If they be ashamed of all that they have done.
I. THE CHARACTER OF TRUE PENITENTS. "If they be ashamed of all that they have done." Every principle of corrupted nature lies in direct opposition to penitential shame. Ignorance, pride, deceit, hostility against God, and self-righteousness, combine their influence in hardening the heart against the humiliation of sincere repentance.

1. The shame here spoken of is the effect of a mighty, Divine influence, which entirely changes the views and dispositions of the soul.

2. The radical effect of God's renewing grace, in this respect, consists in an abiding, gracious disposition of the heart towards penitential exercises. It discovers itself in a peculiar anguish under that darkness and hardness, — a high esteem of repentance for its own intrinsic beauty, — an ingenuity, diligence, and earnestness, in laying open the conscience to Divine light, and in imploring those breathings of the Almighty Spirit, which are effectual to thaw and dissolve the frozen heart.

3. This gracious disposition obtains its aim, and comes forth to its desired exercises, through supernatural discoveries of Divine truth, attended with a heart-melting and heart-turning power.

4. We are led by the text to fix our attention on one particular ingredient of these penitential sensations, namely, shame. This shame is a generous recoiling of the soul from itself, as having once embraced and perpetrated what it now perceives to be unspeakably vile in the sight of God and His holy creatures. It implies in it a sense of the detestable deformity of sin, in its own nature; a recollection of our former love and practice of it; a consideration of our remaining depravity, and want of the perfect beauty of our nature.

5. The text teaches us particularly to take notice of the universal extent of this gracious shame: "If they be ashamed of all," etc. Impenitent sinners are disposed to palliate and defend the vilest enormities of their conduct. But whatever may be said of occasional slips, they suppose the general tenor of their lives to be at least harmless. It is far otherwise, when the Spirit effectually breaks in upon the conscience. The true penitent is ashamed, more or less, of his whole life, of all that he hath formerly been, thought, and done. He sees himself to have been opposite to the law of God, in every motion of his heart, in every article of his conduct.

Exercise inputs:
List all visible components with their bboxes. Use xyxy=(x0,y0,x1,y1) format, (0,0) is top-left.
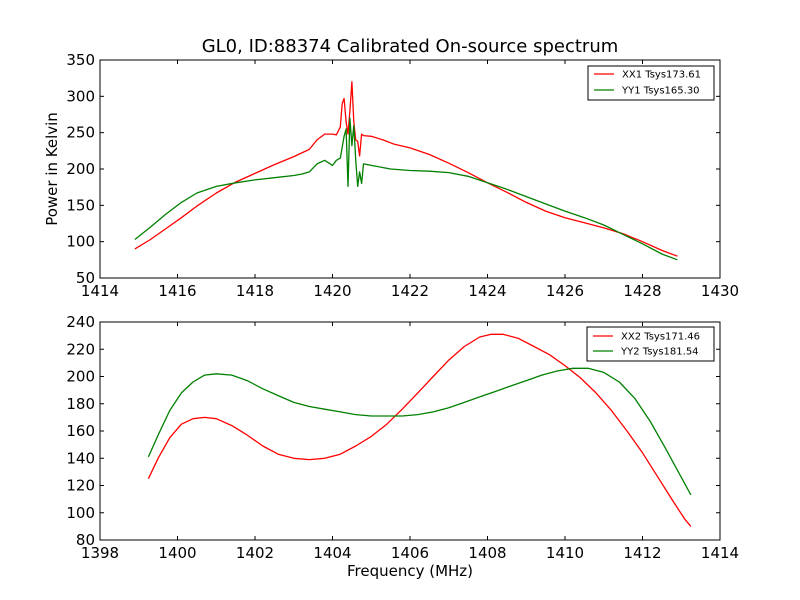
top-x-tick-label: 1416 xyxy=(158,282,196,300)
top-y-tick-label: 200 xyxy=(66,160,95,178)
bottom-x-tick-label: 1400 xyxy=(158,544,196,562)
top-x-tick-label: 1424 xyxy=(468,282,506,300)
bottom-series-line-xx xyxy=(147,333,692,527)
top-plot-frame xyxy=(99,59,721,279)
bottom-x-tick-label: 1404 xyxy=(313,544,351,562)
bottom-x-tick-label: 1402 xyxy=(236,544,274,562)
top-y-tick-label: 100 xyxy=(66,233,95,251)
top-y-tick-label: 250 xyxy=(66,124,95,142)
bottom-x-tick-label: 1414 xyxy=(701,544,739,562)
bottom-x-tick-label: 1408 xyxy=(468,544,506,562)
bottom-y-tick-label: 100 xyxy=(66,504,95,522)
top-x-tick-label: 1414 xyxy=(81,282,119,300)
bottom-y-tick-label: 180 xyxy=(66,395,95,413)
bottom-legend-label-xx2: XX2 Tsys171.46 xyxy=(621,332,700,343)
bottom-y-tick-label: 200 xyxy=(66,368,95,386)
bottom-y-tick-label: 80 xyxy=(76,531,95,549)
bottom-x-tick-label: 1410 xyxy=(546,544,584,562)
top-y-tick-label: 50 xyxy=(76,269,95,287)
bottom-y-tick-label: 220 xyxy=(66,340,95,358)
top-legend-label-yy1: YY1 Tsys165.30 xyxy=(621,86,700,97)
top-x-tick-label: 1418 xyxy=(236,282,274,300)
bottom-legend-label-yy2: YY2 Tsys181.54 xyxy=(620,347,699,358)
bottom-legend: XX2 Tsys171.46 YY2 Tsys181.54 xyxy=(586,326,715,362)
bottom-panel: Frequency (MHz) 1398 1400 1402 1404 1406 1408… xyxy=(66,313,739,580)
bottom-y-tick-label: 160 xyxy=(66,422,95,440)
top-series-line-yy xyxy=(134,117,678,261)
top-x-tick-label: 1422 xyxy=(391,282,429,300)
top-legend-box xyxy=(587,65,715,101)
top-axis-ticks: 1414 1416 1418 1420 1422 1424 1426 1428 1430 50 10… xyxy=(66,51,739,300)
top-legend: XX1 Tsys173.61 YY1 Tsys165.30 xyxy=(587,65,715,101)
top-y-tick-label: 350 xyxy=(66,51,95,69)
top-panel: GL0, ID:88374 Calibrated On-source spect… xyxy=(43,36,739,300)
bottom-x-tick-label: 1412 xyxy=(623,544,661,562)
top-series-group xyxy=(134,81,678,261)
bottom-y-tick-label: 240 xyxy=(66,313,95,331)
top-x-tick-label: 1426 xyxy=(546,282,584,300)
top-y-tick-label: 300 xyxy=(66,87,95,105)
top-x-tick-label: 1420 xyxy=(313,282,351,300)
bottom-x-tick-label: 1406 xyxy=(391,544,429,562)
top-y-tick-label: 150 xyxy=(66,196,95,214)
bottom-legend-box xyxy=(586,326,715,362)
top-x-tick-label: 1430 xyxy=(701,282,739,300)
top-x-tick-label: 1428 xyxy=(623,282,661,300)
bottom-x-axis-label: Frequency (MHz) xyxy=(347,562,473,580)
bottom-plot-frame xyxy=(99,321,721,541)
bottom-x-tick-label: 1398 xyxy=(81,544,119,562)
bottom-y-tick-label: 140 xyxy=(66,449,95,467)
top-y-axis-label: Power in Kelvin xyxy=(43,112,61,226)
bottom-series-line-yy xyxy=(147,367,692,496)
top-legend-label-xx1: XX1 Tsys173.61 xyxy=(622,70,701,81)
bottom-axis-ticks: 1398 1400 1402 1404 1406 1408 1410 1412 1414 80 10… xyxy=(66,313,739,562)
bottom-series-group xyxy=(147,333,692,527)
bottom-y-tick-label: 120 xyxy=(66,477,95,495)
chart-title: GL0, ID:88374 Calibrated On-source spect… xyxy=(202,36,619,57)
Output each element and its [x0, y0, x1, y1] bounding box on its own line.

Tasks for this exercise:
A - In the records, swap "top-plot-frame" for "upper-plot-frame" in the lines from the line with "top-x-tick-label: 1416 xyxy=(158,282,196,300)" to the line with "bottom-x-tick-label: 1408 xyxy=(468,544,506,562)", leaving everything else in those lines unchanged, and return only those lines.
B - Carry the text on penitential shame forward from its last sentence, in the same formal manner.

Answers by task:
A -
top-x-tick-label: 1416 xyxy=(158,282,196,300)
top-y-tick-label: 200 xyxy=(66,160,95,178)
bottom-x-tick-label: 1400 xyxy=(158,544,196,562)
top-x-tick-label: 1424 xyxy=(468,282,506,300)
bottom-series-line-xx xyxy=(147,333,692,527)
upper-plot-frame xyxy=(99,59,721,279)
bottom-x-tick-label: 1404 xyxy=(313,544,351,562)
bottom-x-tick-label: 1402 xyxy=(236,544,274,562)
top-y-tick-label: 100 xyxy=(66,233,95,251)
top-y-tick-label: 250 xyxy=(66,124,95,142)
bottom-x-tick-label: 1414 xyxy=(701,544,739,562)
bottom-x-tick-label: 1408 xyxy=(468,544,506,562)

B -
6. This deep-felt shame renders the heart more and more soft, tender, submissive to the authority of God, and ready to receive the impression of every part of His revealed will.

II. WHAT IS COMPREHENDED IN THE INSTRUCTION HERE DESCRIBED, BY SUCH AN ACCUMULATION OF EXPRESSIONS. "Shew them the form of the house," etc.

1. This gracious instruction includes peculiar discoveries of the ultimate end, designed by the Author of these ordinances, and to be pursued after in the observance of them. This is the end, for which such a frame of ordinances is divinely created, and for which men are collected into a society for the observance of them; that therein Jehovah may display His own glory, communicate His love, and exalt men to a heavenly communion with Himself and with each other. The glory, importance, and certainty of this sublime end are, to true penitents, manifested in a peculiar manner. Hence they are strongly attached to Divine ordinances, and to the instituted order of God's house. And hence their attachment to these things differs widely from the random rhapsodies of enthusiasm, superstition, or bigotry.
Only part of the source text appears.